- _WHAT THE TASK ASKS_: Search the material for the word "Wpisz" and copy each line that holds it.

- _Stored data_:
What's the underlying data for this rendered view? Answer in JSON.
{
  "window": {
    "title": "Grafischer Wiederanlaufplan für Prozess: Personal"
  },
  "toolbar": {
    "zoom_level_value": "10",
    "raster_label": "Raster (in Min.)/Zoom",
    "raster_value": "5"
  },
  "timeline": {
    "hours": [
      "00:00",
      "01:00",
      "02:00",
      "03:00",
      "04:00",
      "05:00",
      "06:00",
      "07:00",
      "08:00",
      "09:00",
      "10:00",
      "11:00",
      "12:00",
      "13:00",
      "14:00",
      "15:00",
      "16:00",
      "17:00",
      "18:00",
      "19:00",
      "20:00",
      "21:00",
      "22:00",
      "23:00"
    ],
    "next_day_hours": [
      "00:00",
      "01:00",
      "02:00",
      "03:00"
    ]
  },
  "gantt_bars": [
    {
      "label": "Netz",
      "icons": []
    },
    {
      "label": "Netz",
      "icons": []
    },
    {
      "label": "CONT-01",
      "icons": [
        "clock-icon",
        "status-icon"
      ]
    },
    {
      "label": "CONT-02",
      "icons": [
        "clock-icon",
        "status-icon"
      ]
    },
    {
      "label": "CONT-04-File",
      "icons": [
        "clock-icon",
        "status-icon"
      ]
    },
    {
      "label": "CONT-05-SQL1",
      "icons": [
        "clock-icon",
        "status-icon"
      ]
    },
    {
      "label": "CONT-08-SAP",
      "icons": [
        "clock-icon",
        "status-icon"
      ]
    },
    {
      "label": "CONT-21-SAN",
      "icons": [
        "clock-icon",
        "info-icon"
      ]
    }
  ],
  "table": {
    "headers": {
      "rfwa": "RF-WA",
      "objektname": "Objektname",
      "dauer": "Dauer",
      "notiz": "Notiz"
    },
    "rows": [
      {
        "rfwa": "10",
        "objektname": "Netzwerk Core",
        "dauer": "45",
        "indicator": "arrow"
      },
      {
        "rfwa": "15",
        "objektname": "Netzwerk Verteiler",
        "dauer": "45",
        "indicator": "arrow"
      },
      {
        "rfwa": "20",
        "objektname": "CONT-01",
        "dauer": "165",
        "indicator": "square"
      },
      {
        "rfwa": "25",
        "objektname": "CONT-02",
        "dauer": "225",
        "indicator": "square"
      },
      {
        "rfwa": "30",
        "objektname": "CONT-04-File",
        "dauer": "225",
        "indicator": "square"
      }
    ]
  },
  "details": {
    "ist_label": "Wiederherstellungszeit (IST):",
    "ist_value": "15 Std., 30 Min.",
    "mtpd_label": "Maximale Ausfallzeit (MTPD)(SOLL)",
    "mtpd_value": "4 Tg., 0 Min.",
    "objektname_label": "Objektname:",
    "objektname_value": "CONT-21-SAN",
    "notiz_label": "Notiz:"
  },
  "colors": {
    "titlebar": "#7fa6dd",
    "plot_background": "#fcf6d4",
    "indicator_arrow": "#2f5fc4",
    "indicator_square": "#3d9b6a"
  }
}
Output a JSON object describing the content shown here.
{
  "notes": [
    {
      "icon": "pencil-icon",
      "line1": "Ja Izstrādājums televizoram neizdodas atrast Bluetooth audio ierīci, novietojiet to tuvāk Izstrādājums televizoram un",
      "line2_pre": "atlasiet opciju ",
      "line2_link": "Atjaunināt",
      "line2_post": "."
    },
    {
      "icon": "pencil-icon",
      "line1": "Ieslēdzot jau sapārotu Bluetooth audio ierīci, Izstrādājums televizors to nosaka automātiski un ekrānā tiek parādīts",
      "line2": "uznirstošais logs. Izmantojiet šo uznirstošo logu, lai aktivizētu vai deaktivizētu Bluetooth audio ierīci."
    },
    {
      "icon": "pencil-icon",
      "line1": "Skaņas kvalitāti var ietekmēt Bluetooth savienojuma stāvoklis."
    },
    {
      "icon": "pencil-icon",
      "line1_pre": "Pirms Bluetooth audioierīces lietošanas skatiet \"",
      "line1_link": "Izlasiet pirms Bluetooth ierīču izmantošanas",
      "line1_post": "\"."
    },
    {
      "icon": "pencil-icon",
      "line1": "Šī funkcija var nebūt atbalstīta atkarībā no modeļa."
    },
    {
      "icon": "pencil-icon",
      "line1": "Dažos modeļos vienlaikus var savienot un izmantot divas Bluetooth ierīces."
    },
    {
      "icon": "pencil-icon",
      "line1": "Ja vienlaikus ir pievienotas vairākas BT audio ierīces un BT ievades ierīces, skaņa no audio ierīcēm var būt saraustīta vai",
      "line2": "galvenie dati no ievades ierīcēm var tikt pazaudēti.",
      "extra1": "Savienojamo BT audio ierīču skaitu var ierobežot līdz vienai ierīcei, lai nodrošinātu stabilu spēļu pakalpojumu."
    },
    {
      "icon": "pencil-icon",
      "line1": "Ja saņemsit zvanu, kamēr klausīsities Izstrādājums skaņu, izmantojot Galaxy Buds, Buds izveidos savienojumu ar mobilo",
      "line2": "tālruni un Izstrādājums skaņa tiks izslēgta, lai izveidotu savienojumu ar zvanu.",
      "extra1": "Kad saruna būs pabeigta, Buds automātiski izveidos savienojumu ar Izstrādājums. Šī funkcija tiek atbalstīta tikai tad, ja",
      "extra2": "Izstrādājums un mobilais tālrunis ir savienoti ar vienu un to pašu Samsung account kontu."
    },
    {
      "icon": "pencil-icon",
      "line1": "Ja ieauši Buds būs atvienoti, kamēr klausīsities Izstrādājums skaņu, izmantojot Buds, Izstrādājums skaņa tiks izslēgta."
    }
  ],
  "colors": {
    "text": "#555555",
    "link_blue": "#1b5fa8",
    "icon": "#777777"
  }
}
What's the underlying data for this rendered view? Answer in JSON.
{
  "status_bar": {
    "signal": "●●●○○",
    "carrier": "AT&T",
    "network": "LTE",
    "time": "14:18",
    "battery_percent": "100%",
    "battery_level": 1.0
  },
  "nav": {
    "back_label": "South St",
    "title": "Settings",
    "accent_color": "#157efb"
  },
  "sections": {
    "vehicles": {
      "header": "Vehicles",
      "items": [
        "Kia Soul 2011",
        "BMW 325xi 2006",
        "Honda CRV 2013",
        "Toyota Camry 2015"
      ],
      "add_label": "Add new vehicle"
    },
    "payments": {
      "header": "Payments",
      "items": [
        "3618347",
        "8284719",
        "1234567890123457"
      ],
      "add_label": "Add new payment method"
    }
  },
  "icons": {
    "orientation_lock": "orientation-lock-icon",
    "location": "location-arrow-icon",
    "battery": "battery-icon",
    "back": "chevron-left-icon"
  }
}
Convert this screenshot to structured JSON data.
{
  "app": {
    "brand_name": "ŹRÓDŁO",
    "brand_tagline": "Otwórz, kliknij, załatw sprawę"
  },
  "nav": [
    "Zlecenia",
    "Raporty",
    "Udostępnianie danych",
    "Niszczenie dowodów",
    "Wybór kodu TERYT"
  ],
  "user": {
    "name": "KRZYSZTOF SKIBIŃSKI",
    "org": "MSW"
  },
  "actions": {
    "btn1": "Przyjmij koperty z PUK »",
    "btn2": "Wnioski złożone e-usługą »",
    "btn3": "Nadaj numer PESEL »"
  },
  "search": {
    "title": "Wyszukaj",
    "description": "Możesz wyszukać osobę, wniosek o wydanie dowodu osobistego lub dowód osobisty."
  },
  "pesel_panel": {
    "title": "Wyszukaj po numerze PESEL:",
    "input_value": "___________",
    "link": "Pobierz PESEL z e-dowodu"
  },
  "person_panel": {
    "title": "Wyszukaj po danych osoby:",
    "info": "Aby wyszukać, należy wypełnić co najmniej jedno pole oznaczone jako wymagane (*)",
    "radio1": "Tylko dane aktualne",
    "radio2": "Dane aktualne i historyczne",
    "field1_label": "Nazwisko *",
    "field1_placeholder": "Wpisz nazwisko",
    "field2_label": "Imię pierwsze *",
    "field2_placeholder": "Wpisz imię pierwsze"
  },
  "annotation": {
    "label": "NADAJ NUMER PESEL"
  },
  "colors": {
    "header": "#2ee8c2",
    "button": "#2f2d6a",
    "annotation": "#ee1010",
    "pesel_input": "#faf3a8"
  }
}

- _EXERCISE ANSWER_:
    "field1_placeholder": "Wpisz nazwisko",
    "field2_placeholder": "Wpisz imię pierwsze"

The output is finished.